#### Records to process ####

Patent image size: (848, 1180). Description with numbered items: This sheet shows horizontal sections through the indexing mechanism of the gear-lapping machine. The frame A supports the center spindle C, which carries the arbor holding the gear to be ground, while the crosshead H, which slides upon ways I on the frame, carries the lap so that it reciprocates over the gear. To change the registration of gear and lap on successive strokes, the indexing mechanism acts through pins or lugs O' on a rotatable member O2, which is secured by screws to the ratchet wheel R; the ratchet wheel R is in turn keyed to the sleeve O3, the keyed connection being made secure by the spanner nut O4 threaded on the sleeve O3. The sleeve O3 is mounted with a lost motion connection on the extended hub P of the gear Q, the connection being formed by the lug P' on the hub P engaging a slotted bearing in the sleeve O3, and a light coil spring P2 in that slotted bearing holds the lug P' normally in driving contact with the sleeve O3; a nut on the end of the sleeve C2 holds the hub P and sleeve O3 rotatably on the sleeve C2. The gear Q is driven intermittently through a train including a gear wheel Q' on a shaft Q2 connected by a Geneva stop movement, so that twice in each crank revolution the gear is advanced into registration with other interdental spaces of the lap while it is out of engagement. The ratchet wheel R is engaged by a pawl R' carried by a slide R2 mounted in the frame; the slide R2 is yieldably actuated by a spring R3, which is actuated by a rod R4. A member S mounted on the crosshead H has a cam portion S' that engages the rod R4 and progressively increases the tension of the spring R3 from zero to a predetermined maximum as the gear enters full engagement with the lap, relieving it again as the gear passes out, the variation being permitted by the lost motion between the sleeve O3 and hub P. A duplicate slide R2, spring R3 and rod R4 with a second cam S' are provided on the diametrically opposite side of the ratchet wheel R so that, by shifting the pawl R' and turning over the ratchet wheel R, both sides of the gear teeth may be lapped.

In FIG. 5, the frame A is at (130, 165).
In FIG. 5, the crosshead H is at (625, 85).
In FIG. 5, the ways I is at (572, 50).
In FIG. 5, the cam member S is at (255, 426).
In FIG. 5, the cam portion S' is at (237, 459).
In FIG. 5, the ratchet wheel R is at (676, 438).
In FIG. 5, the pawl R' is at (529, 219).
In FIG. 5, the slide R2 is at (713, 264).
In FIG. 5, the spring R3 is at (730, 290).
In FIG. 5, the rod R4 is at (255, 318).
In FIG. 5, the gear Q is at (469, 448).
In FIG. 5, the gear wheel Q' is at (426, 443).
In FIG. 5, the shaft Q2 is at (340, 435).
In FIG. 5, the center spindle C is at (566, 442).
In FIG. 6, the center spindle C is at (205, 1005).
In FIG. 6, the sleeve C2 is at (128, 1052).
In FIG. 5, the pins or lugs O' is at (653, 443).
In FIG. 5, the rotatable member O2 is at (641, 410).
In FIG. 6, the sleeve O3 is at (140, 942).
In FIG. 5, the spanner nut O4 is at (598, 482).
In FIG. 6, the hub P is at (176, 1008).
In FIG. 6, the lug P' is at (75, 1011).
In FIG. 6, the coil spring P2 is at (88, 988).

####

- Prompt:
Write out the records again, swapping "indexing mechanism" for "dividing mechanism" and leaving everything else the same.

- Final result:
Patent image size: (848, 1180). Description with numbered items: This sheet shows horizontal sections through the dividing mechanism of the gear-lapping machine. The frame A supports the center spindle C, which carries the arbor holding the gear to be ground, while the crosshead H, which slides upon ways I on the frame, carries the lap so that it reciprocates over the gear. To change the registration of gear and lap on successive strokes, the dividing mechanism acts through pins or lugs O' on a rotatable member O2, which is secured by screws to the ratchet wheel R; the ratchet wheel R is in turn keyed to the sleeve O3, the keyed connection being made secure by the spanner nut O4 threaded on the sleeve O3. The sleeve O3 is mounted with a lost motion connection on the extended hub P of the gear Q, the connection being formed by the lug P' on the hub P engaging a slotted bearing in the sleeve O3, and a light coil spring P2 in that slotted bearing holds the lug P' normally in driving contact with the sleeve O3; a nut on the end of the sleeve C2 holds the hub P and sleeve O3 rotatably on the sleeve C2. The gear Q is driven intermittently through a train including a gear wheel Q' on a shaft Q2 connected by a Geneva stop movement, so that twice in each crank revolution the gear is advanced into registration with other interdental spaces of the lap while it is out of engagement. The ratchet wheel R is engaged by a pawl R' carried by a slide R2 mounted in the frame; the slide R2 is yieldably actuated by a spring R3, which is actuated by a rod R4. A member S mounted on the crosshead H has a cam portion S' that engages the rod R4 and progressively increases the tension of the spring R3 from zero to a predetermined maximum as the gear enters full engagement with the lap, relieving it again as the gear passes out, the variation being permitted by the lost motion between the sleeve O3 and hub P. A duplicate slide R2, spring R3 and rod R4 with a second cam S' are provided on the diametrically opposite side of the ratchet wheel R so that, by shifting the pawl R' and turning over the ratchet wheel R, both sides of the gear teeth may be lapped.

In FIG. 5, the frame A is at (130, 165).
In FIG. 5, the crosshead H is at (625, 85).
In FIG. 5, the ways I is at (572, 50).
In FIG. 5, the cam member S is at (255, 426).
In FIG. 5, the cam portion S' is at (237, 459).
In FIG. 5, the ratchet wheel R is at (676, 438).
In FIG. 5, the pawl R' is at (529, 219).
In FIG. 5, the slide R2 is at (713, 264).
In FIG. 5, the spring R3 is at (730, 290).
In FIG. 5, the rod R4 is at (255, 318).
In FIG. 5, the gear Q is at (469, 448).
In FIG. 5, the gear wheel Q' is at (426, 443).
In FIG. 5, the shaft Q2 is at (340, 435).
In FIG. 5, the center spindle C is at (566, 442).
In FIG. 6, the center spindle C is at (205, 1005).
In FIG. 6, the sleeve C2 is at (128, 1052).
In FIG. 5, the pins or lugs O' is at (653, 443).
In FIG. 5, the rotatable member O2 is at (641, 410).
In FIG. 6, the sleeve O3 is at (140, 942).
In FIG. 5, the spanner nut O4 is at (598, 482).
In FIG. 6, the hub P is at (176, 1008).
In FIG. 6, the lug P' is at (75, 1011).
In FIG. 6, the coil spring P2 is at (88, 988).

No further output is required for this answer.